***** DATA IN THIS EXERCISE *****
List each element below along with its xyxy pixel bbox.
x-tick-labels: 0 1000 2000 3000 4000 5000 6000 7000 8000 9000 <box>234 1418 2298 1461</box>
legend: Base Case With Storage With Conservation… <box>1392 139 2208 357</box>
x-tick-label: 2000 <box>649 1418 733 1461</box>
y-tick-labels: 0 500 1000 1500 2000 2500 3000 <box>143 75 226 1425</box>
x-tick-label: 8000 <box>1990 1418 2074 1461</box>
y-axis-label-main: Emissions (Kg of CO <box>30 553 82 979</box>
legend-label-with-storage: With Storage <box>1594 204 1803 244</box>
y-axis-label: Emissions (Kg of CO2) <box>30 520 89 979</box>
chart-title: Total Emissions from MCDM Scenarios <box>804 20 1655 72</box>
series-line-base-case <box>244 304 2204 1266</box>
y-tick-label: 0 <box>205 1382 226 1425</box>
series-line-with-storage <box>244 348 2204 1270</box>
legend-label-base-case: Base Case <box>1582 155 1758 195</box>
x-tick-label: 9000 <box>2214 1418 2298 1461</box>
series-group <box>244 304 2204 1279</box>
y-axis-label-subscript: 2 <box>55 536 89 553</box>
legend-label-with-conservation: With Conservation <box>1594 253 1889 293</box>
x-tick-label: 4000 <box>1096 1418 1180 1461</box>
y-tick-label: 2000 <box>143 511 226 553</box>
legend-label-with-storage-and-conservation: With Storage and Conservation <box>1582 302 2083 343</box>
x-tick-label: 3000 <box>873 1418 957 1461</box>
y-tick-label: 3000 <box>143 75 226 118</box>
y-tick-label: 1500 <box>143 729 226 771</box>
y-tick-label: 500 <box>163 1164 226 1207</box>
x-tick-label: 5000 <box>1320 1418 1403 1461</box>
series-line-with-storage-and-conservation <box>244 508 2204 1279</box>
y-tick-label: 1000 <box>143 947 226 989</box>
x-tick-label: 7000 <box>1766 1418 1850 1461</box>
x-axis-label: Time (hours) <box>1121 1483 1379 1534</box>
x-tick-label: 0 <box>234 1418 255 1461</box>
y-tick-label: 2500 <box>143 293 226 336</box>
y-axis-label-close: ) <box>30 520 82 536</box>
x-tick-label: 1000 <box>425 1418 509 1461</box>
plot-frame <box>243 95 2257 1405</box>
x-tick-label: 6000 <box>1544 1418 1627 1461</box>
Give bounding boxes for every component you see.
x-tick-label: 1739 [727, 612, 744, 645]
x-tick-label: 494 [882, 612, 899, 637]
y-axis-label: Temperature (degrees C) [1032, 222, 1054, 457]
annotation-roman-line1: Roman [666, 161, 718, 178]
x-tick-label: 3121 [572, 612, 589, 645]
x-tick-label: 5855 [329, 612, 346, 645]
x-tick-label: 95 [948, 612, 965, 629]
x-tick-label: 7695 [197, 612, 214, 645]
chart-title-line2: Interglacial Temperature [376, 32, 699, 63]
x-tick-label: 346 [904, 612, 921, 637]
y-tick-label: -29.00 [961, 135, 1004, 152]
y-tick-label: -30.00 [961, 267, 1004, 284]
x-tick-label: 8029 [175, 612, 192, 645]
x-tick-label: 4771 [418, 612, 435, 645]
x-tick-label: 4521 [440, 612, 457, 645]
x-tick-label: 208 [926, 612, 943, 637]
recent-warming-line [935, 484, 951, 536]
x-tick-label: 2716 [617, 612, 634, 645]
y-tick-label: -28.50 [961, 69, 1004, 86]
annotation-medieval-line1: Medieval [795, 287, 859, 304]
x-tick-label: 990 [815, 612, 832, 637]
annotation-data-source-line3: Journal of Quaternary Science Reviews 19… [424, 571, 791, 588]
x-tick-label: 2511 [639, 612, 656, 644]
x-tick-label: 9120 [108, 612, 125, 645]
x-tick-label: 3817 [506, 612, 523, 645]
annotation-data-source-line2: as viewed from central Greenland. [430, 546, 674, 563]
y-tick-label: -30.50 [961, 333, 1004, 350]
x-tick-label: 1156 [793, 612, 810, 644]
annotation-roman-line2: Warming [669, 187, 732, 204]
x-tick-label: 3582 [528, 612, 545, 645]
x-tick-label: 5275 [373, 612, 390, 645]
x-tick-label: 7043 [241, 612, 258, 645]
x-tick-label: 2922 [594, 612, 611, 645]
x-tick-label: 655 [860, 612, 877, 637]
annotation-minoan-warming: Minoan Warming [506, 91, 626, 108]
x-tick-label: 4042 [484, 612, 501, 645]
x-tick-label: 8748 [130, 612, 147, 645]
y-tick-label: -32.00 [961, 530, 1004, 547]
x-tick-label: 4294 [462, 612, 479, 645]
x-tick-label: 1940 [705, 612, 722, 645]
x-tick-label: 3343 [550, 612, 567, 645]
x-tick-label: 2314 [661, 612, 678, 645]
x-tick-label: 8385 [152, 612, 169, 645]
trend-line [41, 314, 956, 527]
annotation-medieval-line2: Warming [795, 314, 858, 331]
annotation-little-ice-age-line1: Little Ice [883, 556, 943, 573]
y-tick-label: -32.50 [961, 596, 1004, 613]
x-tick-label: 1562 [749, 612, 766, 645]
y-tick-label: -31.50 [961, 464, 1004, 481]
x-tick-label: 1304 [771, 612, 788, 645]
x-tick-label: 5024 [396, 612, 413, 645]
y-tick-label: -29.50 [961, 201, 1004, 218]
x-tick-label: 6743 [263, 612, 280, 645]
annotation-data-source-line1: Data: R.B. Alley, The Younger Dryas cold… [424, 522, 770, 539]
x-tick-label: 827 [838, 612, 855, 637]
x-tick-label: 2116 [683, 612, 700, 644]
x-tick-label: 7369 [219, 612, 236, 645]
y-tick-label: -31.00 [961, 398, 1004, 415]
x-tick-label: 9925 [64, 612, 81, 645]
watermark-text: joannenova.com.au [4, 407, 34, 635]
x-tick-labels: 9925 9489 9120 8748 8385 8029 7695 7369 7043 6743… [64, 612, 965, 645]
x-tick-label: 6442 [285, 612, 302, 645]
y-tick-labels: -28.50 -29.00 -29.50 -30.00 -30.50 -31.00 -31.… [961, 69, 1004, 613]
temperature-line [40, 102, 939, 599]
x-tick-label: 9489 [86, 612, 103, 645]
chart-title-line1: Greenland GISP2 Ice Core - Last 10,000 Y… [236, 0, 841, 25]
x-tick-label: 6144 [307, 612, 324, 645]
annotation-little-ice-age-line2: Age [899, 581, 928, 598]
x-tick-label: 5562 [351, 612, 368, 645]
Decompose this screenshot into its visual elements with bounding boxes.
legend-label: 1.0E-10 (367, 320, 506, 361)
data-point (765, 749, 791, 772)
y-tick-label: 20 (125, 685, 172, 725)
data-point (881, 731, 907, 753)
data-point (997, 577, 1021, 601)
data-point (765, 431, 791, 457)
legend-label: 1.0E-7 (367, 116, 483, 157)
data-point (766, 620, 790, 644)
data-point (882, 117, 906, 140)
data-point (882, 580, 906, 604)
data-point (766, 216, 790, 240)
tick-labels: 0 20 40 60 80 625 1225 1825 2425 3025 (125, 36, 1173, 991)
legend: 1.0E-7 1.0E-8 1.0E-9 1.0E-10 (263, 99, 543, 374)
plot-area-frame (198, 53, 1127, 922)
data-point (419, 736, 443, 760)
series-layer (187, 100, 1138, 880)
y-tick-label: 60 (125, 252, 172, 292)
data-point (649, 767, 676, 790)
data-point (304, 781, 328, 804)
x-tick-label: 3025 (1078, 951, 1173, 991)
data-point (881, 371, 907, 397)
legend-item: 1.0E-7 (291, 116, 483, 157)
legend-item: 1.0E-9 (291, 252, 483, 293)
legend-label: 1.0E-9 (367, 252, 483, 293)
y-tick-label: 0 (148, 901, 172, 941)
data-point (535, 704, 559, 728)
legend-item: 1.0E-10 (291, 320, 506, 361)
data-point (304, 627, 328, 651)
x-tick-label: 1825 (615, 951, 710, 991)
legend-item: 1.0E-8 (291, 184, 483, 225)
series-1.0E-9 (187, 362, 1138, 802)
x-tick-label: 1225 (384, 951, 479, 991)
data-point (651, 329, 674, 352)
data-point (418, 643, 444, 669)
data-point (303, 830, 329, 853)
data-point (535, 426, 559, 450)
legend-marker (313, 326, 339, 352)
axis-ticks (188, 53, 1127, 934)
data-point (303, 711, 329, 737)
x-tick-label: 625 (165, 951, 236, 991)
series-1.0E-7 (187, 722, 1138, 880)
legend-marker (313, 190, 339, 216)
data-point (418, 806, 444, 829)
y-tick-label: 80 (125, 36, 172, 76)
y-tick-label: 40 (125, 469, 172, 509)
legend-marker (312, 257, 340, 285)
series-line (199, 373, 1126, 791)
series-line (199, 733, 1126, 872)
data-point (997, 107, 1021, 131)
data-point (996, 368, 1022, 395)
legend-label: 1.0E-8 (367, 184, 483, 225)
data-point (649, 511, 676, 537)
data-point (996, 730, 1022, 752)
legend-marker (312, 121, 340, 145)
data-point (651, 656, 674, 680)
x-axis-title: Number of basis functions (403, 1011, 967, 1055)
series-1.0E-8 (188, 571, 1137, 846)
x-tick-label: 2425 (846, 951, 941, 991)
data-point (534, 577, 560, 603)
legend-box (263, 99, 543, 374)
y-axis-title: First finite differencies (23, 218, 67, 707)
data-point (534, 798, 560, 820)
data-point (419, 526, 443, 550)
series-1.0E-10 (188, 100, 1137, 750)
*****
## TASK REQUIREMENTS
Copy the records from the start through the line with "legend-label-with-storage: With Storage", substituting "Baseline" for "Base Case" and keeping everything else the same.

## ANSWER TO THE EXERCISE
List each element below along with its xyxy pixel bbox.
x-tick-labels: 0 1000 2000 3000 4000 5000 6000 7000 8000 9000 <box>234 1418 2298 1461</box>
legend: Baseline With Storage With Conservation… <box>1392 139 2208 357</box>
x-tick-label: 2000 <box>649 1418 733 1461</box>
y-tick-labels: 0 500 1000 1500 2000 2500 3000 <box>143 75 226 1425</box>
x-tick-label: 8000 <box>1990 1418 2074 1461</box>
y-axis-label-main: Emissions (Kg of CO <box>30 553 82 979</box>
legend-label-with-storage: With Storage <box>1594 204 1803 244</box>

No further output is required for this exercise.